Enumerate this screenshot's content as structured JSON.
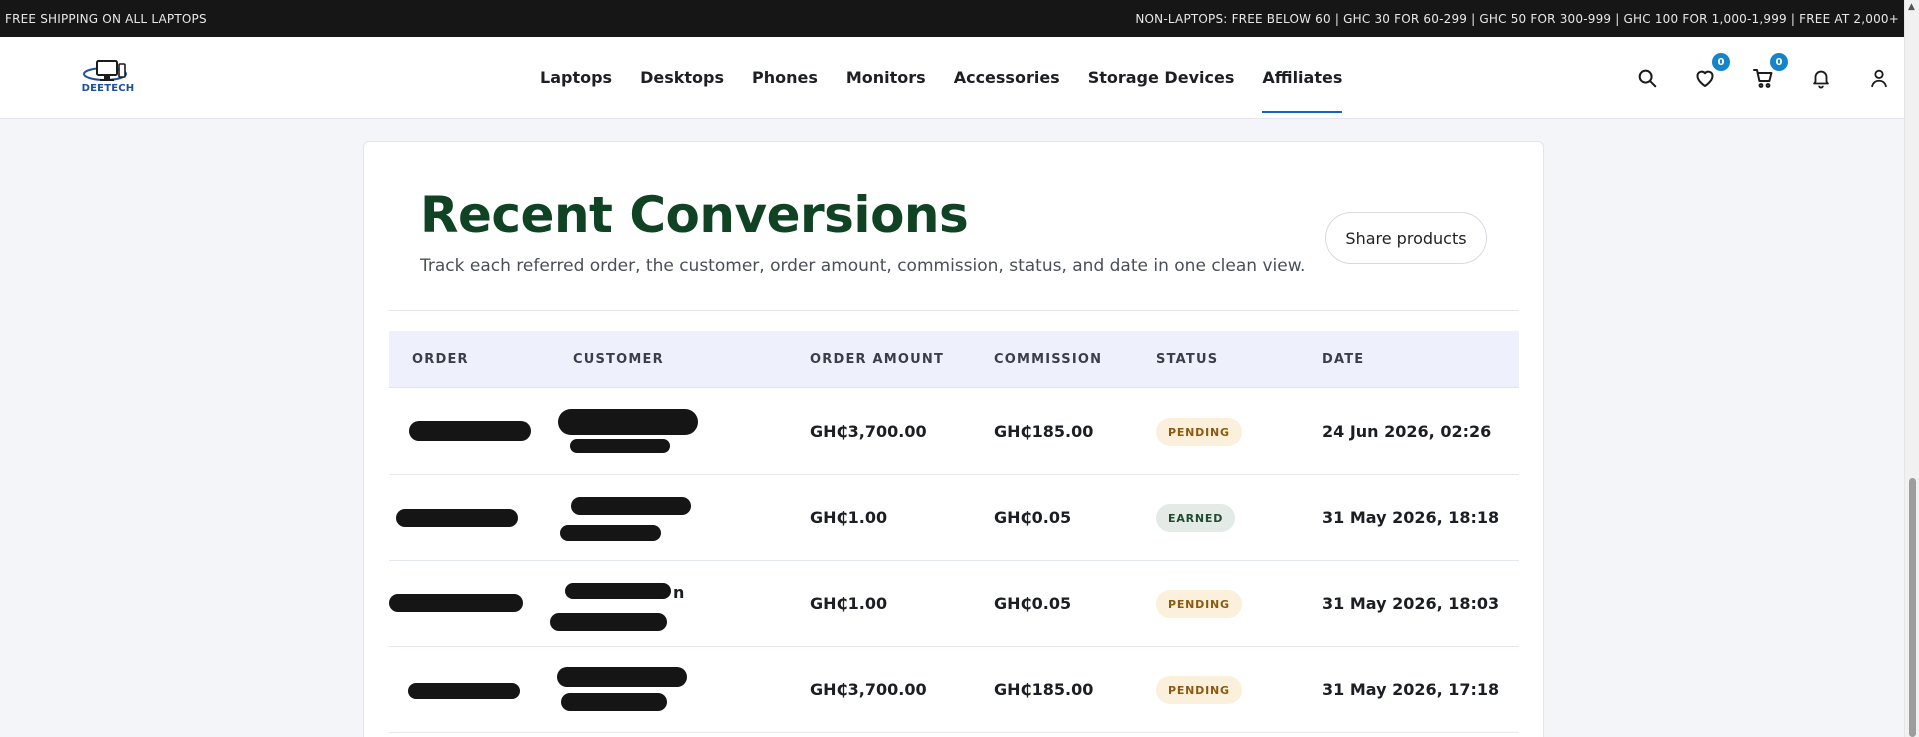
{
  "announcement": {
    "left": "FREE SHIPPING ON ALL LAPTOPS",
    "right": "NON-LAPTOPS: FREE BELOW 60 | GHC 30 FOR 60-299 | GHC 50 FOR 300-999 | GHC 100 FOR 1,000-1,999 | FREE AT 2,000+"
  },
  "brand": {
    "name": "DEETECH",
    "color": "#1d4fa3"
  },
  "nav": {
    "items": [
      {
        "label": "Laptops"
      },
      {
        "label": "Desktops"
      },
      {
        "label": "Phones"
      },
      {
        "label": "Monitors"
      },
      {
        "label": "Accessories"
      },
      {
        "label": "Storage Devices"
      },
      {
        "label": "Affiliates",
        "active": true
      }
    ]
  },
  "header_icons": {
    "wishlist_count": "0",
    "cart_count": "0",
    "icons": [
      "search-icon",
      "heart-icon",
      "cart-icon",
      "bell-icon",
      "user-icon"
    ]
  },
  "section": {
    "title": "Recent Conversions",
    "subtitle": "Track each referred order, the customer, order amount, commission, status, and date in one clean view.",
    "share_label": "Share products"
  },
  "table": {
    "headers": {
      "order": "ORDER",
      "customer": "CUSTOMER",
      "amount": "ORDER AMOUNT",
      "commission": "COMMISSION",
      "status": "STATUS",
      "date": "DATE"
    },
    "rows": [
      {
        "amount": "GH₵3,700.00",
        "commission": "GH₵185.00",
        "status": "PENDING",
        "date": "24 Jun 2026, 02:26"
      },
      {
        "amount": "GH₵1.00",
        "commission": "GH₵0.05",
        "status": "EARNED",
        "date": "31 May 2026, 18:18"
      },
      {
        "amount": "GH₵1.00",
        "commission": "GH₵0.05",
        "status": "PENDING",
        "date": "31 May 2026, 18:03"
      },
      {
        "amount": "GH₵3,700.00",
        "commission": "GH₵185.00",
        "status": "PENDING",
        "date": "31 May 2026, 17:18"
      }
    ]
  },
  "colors": {
    "title": "#0f4324",
    "accent": "#1565c0",
    "badge": "#1584c8",
    "pending_bg": "#fbf0dc",
    "pending_text": "#8c5a0e",
    "earned_bg": "#e4ebe6",
    "earned_text": "#1f4b2e"
  }
}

════════════════════

Brief:
Leave out the pictures and retype every line above exactly.

Output below:
Enumerate this screenshot's content as structured JSON.
{
  "announcement": {
    "left": "FREE SHIPPING ON ALL LAPTOPS",
    "right": "NON-LAPTOPS: FREE BELOW 60 | GHC 30 FOR 60-299 | GHC 50 FOR 300-999 | GHC 100 FOR 1,000-1,999 | FREE AT 2,000+"
  },
  "brand": {
    "name": "DEETECH",
    "color": "#1d4fa3"
  },
  "nav": {
    "items": [
      {
        "label": "Laptops"
      },
      {
        "label": "Desktops"
      },
      {
        "label": "Phones"
      },
      {
        "label": "Monitors"
      },
      {
        "label": "Accessories"
      },
      {
        "label": "Storage Devices"
      },
      {
        "label": "Affiliates",
        "active": true
      }
    ]
  },
  "header_icons": {
    "wishlist_count": "0",
    "cart_count": "0",
    "icons": [
      "search-icon",
      "heart-icon",
      "cart-icon",
      "bell-icon",
      "user-icon"
    ]
  },
  "section": {
    "title": "Recent Conversions",
    "subtitle": "Track each referred order, the customer, order amount, commission, status, and date in one clean view.",
    "share_label": "Share products"
  },
  "table": {
    "headers": {
      "order": "ORDER",
      "customer": "CUSTOMER",
      "amount": "ORDER AMOUNT",
      "commission": "COMMISSION",
      "status": "STATUS",
      "date": "DATE"
    },
    "rows": [
      {
        "amount": "GH₵3,700.00",
        "commission": "GH₵185.00",
        "status": "PENDING",
        "date": "24 Jun 2026, 02:26"
      },
      {
        "amount": "GH₵1.00",
        "commission": "GH₵0.05",
        "status": "EARNED",
        "date": "31 May 2026, 18:18"
      },
      {
        "amount": "GH₵1.00",
        "commission": "GH₵0.05",
        "status": "PENDING",
        "date": "31 May 2026, 18:03"
      },
      {
        "amount": "GH₵3,700.00",
        "commission": "GH₵185.00",
        "status": "PENDING",
        "date": "31 May 2026, 17:18"
      }
    ]
  },
  "colors": {
    "title": "#0f4324",
    "accent": "#1565c0",
    "badge": "#1584c8",
    "pending_bg": "#fbf0dc",
    "pending_text": "#8c5a0e",
    "earned_bg": "#e4ebe6",
    "earned_text": "#1f4b2e"
  }
}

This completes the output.